SUPPLIED INFORMATION

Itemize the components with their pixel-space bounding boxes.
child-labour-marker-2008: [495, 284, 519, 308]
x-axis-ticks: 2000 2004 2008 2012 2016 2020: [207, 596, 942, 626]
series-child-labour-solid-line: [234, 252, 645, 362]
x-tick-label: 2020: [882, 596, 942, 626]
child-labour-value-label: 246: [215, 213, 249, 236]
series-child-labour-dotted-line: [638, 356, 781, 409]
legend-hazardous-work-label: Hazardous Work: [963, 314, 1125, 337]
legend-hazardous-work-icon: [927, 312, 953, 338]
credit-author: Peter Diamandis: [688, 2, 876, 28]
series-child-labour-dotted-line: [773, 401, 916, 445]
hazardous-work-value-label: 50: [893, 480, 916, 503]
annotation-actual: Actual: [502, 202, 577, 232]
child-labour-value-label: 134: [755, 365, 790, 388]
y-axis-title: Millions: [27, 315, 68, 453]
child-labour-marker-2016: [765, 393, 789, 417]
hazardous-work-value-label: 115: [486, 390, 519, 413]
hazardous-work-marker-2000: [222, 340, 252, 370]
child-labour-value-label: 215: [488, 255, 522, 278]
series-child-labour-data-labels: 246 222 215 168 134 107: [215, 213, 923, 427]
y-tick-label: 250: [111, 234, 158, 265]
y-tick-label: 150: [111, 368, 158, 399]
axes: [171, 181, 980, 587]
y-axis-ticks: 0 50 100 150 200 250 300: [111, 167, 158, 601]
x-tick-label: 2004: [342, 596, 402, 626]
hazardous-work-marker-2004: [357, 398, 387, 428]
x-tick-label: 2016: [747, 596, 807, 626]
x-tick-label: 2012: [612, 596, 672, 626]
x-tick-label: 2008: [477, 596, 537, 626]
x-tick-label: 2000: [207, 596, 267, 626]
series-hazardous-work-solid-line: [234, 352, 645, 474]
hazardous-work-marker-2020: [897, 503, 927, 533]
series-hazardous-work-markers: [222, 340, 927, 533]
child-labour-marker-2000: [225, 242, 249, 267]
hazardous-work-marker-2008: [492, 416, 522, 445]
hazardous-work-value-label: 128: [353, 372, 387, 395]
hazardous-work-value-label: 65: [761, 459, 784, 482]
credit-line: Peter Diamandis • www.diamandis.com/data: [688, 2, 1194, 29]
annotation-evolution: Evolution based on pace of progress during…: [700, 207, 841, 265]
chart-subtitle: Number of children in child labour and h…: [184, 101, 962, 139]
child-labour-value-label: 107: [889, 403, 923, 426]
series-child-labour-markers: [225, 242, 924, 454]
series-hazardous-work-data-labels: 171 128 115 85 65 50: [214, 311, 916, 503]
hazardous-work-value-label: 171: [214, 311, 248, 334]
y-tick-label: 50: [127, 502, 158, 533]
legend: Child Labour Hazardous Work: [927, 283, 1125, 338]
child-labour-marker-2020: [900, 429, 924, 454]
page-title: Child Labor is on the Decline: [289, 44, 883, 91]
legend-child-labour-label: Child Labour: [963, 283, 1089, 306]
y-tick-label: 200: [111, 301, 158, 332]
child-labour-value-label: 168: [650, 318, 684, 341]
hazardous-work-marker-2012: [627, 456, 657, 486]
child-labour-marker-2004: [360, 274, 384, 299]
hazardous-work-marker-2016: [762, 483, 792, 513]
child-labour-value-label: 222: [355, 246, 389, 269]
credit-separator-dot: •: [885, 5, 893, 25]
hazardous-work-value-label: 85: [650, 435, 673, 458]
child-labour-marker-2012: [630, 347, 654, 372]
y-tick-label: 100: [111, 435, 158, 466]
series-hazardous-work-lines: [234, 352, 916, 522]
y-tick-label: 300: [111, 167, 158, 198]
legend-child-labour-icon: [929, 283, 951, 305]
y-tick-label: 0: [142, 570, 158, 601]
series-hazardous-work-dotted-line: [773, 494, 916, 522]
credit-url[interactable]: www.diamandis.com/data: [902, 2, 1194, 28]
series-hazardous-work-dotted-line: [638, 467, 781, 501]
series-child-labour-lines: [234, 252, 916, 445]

TASK GOAL
Lay out each line of the data above as a Markdown table with two columns, "Row" for the row number and "Line" for the text of that line. Leave out any blank lines.

COMPLETE OUTPUT
| Row | Line |
|---|---|
| 1 | Itemize the components with their pixel-space bounding boxes. |
| 2 | child-labour-marker-2008: [495, 284, 519, 308] |
| 3 | x-axis-ticks: 2000 2004 2008 2012 2016 2020: [207, 596, 942, 626] |
| 4 | series-child-labour-solid-line: [234, 252, 645, 362] |
| 5 | x-tick-label: 2020: [882, 596, 942, 626] |
| 6 | child-labour-value-label: 246: [215, 213, 249, 236] |
| 7 | series-child-labour-dotted-line: [638, 356, 781, 409] |
| 8 | legend-hazardous-work-label: Hazardous Work: [963, 314, 1125, 337] |
| 9 | legend-hazardous-work-icon: [927, 312, 953, 338] |
| 10 | credit-author: Peter Diamandis: [688, 2, 876, 28] |
| 11 | series-child-labour-dotted-line: [773, 401, 916, 445] |
| 12 | hazardous-work-value-label: 50: [893, 480, 916, 503] |
| 13 | annotation-actual: Actual: [502, 202, 577, 232] |
| 14 | child-labour-value-label: 134: [755, 365, 790, 388] |
| 15 | y-axis-title: Millions: [27, 315, 68, 453] |
| 16 | child-labour-marker-2016: [765, 393, 789, 417] |
| 17 | hazardous-work-value-label: 115: [486, 390, 519, 413] |
| 18 | hazardous-work-marker-2000: [222, 340, 252, 370] |
| 19 | child-labour-value-label: 215: [488, 255, 522, 278] |
| 20 | series-child-labour-data-labels: 246 222 215 168 134 107: [215, 213, 923, 427] |
| 21 | y-tick-label: 250: [111, 234, 158, 265] |
| 22 | y-tick-label: 150: [111, 368, 158, 399] |
| 23 | axes: [171, 181, 980, 587] |
| 24 | y-axis-ticks: 0 50 100 150 200 250 300: [111, 167, 158, 601] |
| 25 | x-tick-label: 2004: [342, 596, 402, 626] |
| 26 | hazardous-work-marker-2004: [357, 398, 387, 428] |
| 27 | x-tick-label: 2016: [747, 596, 807, 626] |
| 28 | x-tick-label: 2012: [612, 596, 672, 626] |
| 29 | x-tick-label: 2008: [477, 596, 537, 626] |
| 30 | x-tick-label: 2000: [207, 596, 267, 626] |
| 31 | series-hazardous-work-solid-line: [234, 352, 645, 474] |
| 32 | hazardous-work-marker-2020: [897, 503, 927, 533] |
| 33 | series-hazardous-work-markers: [222, 340, 927, 533] |
| 34 | child-labour-marker-2000: [225, 242, 249, 267] |
| 35 | hazardous-work-marker-2008: [492, 416, 522, 445] |
| 36 | hazardous-work-value-label: 128: [353, 372, 387, 395] |
| 37 | hazardous-work-value-label: 65: [761, 459, 784, 482] |
| 38 | credit-line: Peter Diamandis • www.diamandis.com/data: [688, 2, 1194, 29] |
| 39 | annotation-evolution: Evolution based on pace of progress during…: [700, 207, 841, 265] |
| 40 | chart-subtitle: Number of children in child labour and h…: [184, 101, 962, 139] |
| 41 | child-labour-value-label: 107: [889, 403, 923, 426] |
| 42 | series-child-labour-markers: [225, 242, 924, 454] |
| 43 | series-hazardous-work-data-labels: 171 128 115 85 65 50: [214, 311, 916, 503] |
| 44 | hazardous-work-value-label: 171: [214, 311, 248, 334] |
| 45 | y-tick-label: 50: [127, 502, 158, 533] |
| 46 | legend: Child Labour Hazardous Work: [927, 283, 1125, 338] |
| 47 | child-labour-marker-2020: [900, 429, 924, 454] |
| 48 | page-title: Child Labor is on the Decline: [289, 44, 883, 91] |
| 49 | legend-child-labour-label: Child Labour: [963, 283, 1089, 306] |
| 50 | y-tick-label: 200: [111, 301, 158, 332] |
| 51 | child-labour-value-label: 168: [650, 318, 684, 341] |
| 52 | hazardous-work-marker-2012: [627, 456, 657, 486] |
| 53 | child-labour-marker-2004: [360, 274, 384, 299] |
| 54 | hazardous-work-marker-2016: [762, 483, 792, 513] |
| 55 | child-labour-value-label: 222: [355, 246, 389, 269] |
| 56 | credit-separator-dot: •: [885, 5, 893, 25] |
| 57 | hazardous-work-value-label: 85: [650, 435, 673, 458] |
| 58 | child-labour-marker-2012: [630, 347, 654, 372] |
| 59 | y-tick-label: 100: [111, 435, 158, 466] |
| 60 | series-hazardous-work-lines: [234, 352, 916, 522] |
| 61 | y-tick-label: 300: [111, 167, 158, 198] |
| 62 | legend-child-labour-icon: [929, 283, 951, 305] |
| 63 | y-tick-label: 0: [142, 570, 158, 601] |
| 64 | series-hazardous-work-dotted-line: [773, 494, 916, 522] |
| 65 | credit-url[interactable]: www.diamandis.com/data: [902, 2, 1194, 28] |
| 66 | series-hazardous-work-dotted-line: [638, 467, 781, 501] |
| 67 | series-child-labour-lines: [234, 252, 916, 445] |